> _GOAL_
In the material below, repeat only the lines from the one that holds "Convert this document image to plain text." through the final line, exactly as they stand.

Dataset items
--- --- ---

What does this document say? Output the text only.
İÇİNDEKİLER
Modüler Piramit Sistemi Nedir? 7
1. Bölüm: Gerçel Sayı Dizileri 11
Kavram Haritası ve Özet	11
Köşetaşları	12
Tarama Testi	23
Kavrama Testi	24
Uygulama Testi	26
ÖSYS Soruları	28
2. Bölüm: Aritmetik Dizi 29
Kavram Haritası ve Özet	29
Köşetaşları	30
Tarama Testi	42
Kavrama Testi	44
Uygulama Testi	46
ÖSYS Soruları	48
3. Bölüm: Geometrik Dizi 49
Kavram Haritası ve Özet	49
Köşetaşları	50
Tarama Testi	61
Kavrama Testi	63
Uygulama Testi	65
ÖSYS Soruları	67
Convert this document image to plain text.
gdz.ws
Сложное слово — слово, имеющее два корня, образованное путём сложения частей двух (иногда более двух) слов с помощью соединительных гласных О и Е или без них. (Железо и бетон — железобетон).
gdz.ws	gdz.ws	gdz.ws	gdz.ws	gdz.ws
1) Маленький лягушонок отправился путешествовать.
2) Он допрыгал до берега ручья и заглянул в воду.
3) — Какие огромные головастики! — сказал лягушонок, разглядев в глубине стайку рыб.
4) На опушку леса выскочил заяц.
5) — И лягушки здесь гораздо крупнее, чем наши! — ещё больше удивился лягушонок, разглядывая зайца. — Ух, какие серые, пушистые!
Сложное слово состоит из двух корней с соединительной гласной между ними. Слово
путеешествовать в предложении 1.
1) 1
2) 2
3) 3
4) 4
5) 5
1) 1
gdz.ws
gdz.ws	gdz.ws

--- --- ---

> _CORRECT OUTPUT_
Convert this document image to plain text.
gdz.ws
Сложное слово — слово, имеющее два корня, образованное путём сложения частей двух (иногда более двух) слов с помощью соединительных гласных О и Е или без них. (Железо и бетон — железобетон).
gdz.ws	gdz.ws	gdz.ws	gdz.ws	gdz.ws
1) Маленький лягушонок отправился путешествовать.
2) Он допрыгал до берега ручья и заглянул в воду.
3) — Какие огромные головастики! — сказал лягушонок, разглядев в глубине стайку рыб.
4) На опушку леса выскочил заяц.
5) — И лягушки здесь гораздо крупнее, чем наши! — ещё больше удивился лягушонок, разглядывая зайца. — Ух, какие серые, пушистые!
Сложное слово состоит из двух корней с соединительной гласной между ними. Слово
путеешествовать в предложении 1.
1) 1
2) 2
3) 3
4) 4
5) 5
1) 1
gdz.ws
gdz.ws	gdz.ws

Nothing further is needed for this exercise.